C‘est un grand dandy filiforme qui nous a rejoint dans la loge de La Vapeur après ses balances ce samedi 12 mars. Dynamique et souriant, à l’image de toutes ses vidéos youtube, Paul Van Haver qui fêtait ses 26 ans ce jour là nous a consacré une demie-heure de chat, en toute quiétude. Elu bruxellois de l’année,  numéro 1 des charts dans plus de 20 pays à la sortie de son deuxième single Alors on danse, le jeune homme a su garder les pieds sur terre et le noeud pape haut perché dans les étoiles. On l’a un petit peu cuisiné sur son style, l’album de James Blake, la révolution des frites et son hypothétique remix de Brel.

SPARSE.FR : Te voilà à Dijon pour ton concert ce soir, c’est ton anniversaire d’ailleurs aujourd’hui ! Alors bon anniversaire !
Stromae : Oui j’ai 26 ans aujourd’hui, je suis un grand garçon…

Tu connais un peu Dijon ?
Ben non, à part la moutarde… c’est tout.

Mais en dehors de la moutarde, il y a Vitalic aussi, ça te dit quelque chose ?
De nom oui.  Je sais que c’est un grand classique mais je ne connais pas très bien. Mon ingé son est un fan mais j’ai jamais écouté consciencieusement. J’ai sûrement entendu des morceaux mais je n’ai jamais écouté à mon aise.

== LE PROBLÈME ==
D'après l'entretien avec Stromae, pourquoi dit-il mal connaître Vitalic alors qu'il en a entendu parler ? Répondez en une à trois phrases.

== CONTENU DES DONNÉES ==
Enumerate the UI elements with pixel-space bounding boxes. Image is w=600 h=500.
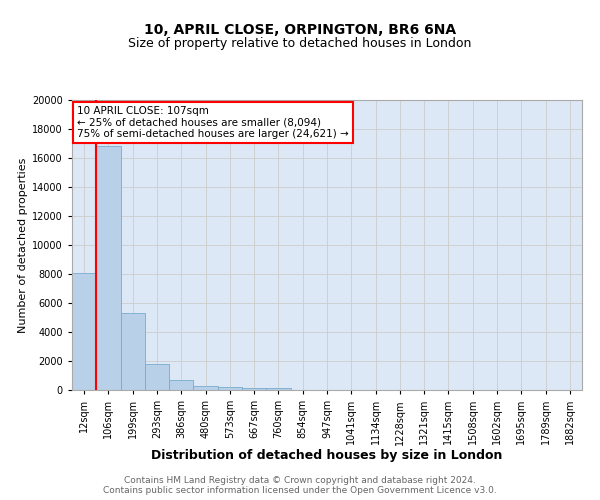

== RÉPONSE RÉDIGÉE ==
Stromae connaît Vitalic de nom et sait que c'est un grand classique, mais il ne l'a jamais écouté consciencieusement. Il a sûrement entendu des morceaux, mais il ne les a jamais écoutés à son aise.